--- Begin Data extract ---

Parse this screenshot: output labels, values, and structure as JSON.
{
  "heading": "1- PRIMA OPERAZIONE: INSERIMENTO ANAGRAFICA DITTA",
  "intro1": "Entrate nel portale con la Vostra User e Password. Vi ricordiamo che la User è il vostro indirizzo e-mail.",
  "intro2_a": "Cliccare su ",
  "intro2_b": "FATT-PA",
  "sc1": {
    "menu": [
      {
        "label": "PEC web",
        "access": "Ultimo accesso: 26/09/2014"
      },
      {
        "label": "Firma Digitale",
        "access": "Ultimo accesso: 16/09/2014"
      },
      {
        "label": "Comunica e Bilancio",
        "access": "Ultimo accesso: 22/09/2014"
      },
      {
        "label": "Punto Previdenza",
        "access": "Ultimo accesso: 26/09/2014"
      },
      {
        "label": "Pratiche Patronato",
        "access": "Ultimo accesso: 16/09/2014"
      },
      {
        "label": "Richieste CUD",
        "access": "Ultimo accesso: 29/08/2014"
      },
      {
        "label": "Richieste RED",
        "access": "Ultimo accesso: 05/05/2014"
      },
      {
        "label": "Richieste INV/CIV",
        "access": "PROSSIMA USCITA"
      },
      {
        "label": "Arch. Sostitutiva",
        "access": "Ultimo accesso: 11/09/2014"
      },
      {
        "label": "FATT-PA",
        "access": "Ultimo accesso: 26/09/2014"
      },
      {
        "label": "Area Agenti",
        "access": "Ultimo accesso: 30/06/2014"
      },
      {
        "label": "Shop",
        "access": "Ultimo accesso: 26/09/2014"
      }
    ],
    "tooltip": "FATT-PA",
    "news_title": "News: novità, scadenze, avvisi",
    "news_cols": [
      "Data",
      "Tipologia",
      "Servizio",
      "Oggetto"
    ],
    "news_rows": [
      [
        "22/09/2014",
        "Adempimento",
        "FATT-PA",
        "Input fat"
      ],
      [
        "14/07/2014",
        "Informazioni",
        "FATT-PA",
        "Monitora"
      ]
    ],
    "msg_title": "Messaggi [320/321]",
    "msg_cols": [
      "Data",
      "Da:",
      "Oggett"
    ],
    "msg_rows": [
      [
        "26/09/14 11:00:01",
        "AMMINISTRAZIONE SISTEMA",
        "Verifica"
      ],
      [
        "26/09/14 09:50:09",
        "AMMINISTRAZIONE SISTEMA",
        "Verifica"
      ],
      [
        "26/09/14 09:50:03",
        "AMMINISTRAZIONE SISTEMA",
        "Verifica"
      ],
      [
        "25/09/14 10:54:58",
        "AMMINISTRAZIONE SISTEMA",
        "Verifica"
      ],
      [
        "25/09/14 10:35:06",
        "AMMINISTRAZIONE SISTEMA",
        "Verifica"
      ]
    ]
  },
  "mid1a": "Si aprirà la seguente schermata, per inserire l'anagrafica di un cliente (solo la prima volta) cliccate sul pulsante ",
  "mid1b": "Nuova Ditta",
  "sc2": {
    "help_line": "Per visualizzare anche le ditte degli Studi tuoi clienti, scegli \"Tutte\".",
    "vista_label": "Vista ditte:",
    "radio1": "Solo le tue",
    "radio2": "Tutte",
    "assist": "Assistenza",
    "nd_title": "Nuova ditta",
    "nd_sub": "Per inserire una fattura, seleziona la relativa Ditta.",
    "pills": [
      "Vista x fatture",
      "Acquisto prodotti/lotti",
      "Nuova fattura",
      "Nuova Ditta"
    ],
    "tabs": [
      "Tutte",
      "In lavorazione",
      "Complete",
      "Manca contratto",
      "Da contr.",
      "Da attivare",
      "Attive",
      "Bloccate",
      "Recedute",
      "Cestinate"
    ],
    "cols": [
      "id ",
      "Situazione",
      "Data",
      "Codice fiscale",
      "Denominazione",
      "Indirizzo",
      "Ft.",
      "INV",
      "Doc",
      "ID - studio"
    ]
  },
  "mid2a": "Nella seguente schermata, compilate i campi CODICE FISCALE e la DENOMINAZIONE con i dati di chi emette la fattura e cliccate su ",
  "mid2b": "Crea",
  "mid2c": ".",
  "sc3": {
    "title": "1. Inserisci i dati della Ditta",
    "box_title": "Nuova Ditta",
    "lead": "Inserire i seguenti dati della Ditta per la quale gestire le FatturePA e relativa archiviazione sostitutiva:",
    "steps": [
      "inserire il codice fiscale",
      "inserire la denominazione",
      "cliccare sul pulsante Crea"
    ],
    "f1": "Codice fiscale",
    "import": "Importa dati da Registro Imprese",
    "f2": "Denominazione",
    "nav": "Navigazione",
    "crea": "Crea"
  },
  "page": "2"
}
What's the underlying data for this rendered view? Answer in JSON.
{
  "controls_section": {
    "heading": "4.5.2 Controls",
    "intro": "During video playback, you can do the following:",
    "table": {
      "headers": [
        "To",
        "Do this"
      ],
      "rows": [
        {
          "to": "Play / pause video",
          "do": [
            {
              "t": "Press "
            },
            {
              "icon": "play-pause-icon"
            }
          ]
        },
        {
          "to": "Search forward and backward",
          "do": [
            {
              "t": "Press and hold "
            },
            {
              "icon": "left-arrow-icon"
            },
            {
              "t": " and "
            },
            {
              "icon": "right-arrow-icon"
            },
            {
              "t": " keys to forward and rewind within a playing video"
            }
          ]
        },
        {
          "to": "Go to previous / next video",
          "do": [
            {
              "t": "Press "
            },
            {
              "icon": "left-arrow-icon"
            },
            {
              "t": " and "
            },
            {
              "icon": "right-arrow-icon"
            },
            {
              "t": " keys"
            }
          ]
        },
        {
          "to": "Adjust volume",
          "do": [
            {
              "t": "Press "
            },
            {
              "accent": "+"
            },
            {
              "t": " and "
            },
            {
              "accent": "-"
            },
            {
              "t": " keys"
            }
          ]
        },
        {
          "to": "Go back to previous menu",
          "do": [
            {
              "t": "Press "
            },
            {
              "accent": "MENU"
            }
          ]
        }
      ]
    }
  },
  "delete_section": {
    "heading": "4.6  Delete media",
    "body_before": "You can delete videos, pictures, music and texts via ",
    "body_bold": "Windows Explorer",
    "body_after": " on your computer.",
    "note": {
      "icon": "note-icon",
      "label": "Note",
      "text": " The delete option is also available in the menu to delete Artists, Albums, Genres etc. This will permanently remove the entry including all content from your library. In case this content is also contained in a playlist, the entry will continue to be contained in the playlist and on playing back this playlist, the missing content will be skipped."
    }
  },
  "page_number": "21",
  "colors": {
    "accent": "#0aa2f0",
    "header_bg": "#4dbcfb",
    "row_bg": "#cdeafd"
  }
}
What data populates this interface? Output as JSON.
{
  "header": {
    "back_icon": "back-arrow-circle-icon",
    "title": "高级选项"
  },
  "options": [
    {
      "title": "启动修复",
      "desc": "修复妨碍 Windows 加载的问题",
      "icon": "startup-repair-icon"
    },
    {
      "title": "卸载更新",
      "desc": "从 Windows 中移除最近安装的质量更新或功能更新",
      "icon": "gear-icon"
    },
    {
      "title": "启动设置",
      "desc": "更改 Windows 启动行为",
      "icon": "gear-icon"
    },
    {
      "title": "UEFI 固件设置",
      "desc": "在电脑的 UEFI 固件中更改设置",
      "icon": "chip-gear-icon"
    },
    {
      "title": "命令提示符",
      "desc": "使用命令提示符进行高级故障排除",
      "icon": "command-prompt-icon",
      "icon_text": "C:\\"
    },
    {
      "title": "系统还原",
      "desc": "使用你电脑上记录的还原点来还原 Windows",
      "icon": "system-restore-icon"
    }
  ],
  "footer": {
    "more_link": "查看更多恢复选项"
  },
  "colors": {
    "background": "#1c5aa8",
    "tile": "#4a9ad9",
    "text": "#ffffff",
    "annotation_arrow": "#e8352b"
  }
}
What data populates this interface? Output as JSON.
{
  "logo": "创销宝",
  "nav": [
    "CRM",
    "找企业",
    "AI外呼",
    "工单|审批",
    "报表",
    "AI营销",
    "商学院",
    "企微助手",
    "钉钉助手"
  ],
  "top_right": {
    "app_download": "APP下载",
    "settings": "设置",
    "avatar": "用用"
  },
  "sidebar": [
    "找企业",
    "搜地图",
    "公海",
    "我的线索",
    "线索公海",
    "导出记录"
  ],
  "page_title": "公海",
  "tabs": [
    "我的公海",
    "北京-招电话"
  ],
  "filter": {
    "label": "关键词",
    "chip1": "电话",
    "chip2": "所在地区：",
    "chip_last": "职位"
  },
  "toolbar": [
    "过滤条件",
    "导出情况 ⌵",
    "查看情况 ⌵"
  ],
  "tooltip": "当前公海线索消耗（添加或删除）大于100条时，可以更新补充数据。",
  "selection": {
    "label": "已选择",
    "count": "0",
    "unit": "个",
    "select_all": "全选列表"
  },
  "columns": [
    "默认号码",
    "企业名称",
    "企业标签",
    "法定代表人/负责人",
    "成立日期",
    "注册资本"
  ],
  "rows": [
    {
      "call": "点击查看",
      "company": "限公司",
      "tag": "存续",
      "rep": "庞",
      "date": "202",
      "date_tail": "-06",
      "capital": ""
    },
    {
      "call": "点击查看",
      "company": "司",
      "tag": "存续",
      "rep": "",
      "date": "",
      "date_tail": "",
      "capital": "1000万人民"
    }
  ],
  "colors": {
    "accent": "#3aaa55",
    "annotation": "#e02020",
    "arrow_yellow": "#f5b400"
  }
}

--- End Data extract ---

_The task_
From the listing, copy every line where the string "your" appears.

_Task response_
    "body_after": " on your computer.",
      "text": " The delete option is also available in the menu to delete Artists, Albums, Genres etc. This will permanently remove the entry including all content from your library. In case this content is also contained in a playlist, the entry will continue to be contained in the playlist and on playing back this playlist, the missing content will be skipped."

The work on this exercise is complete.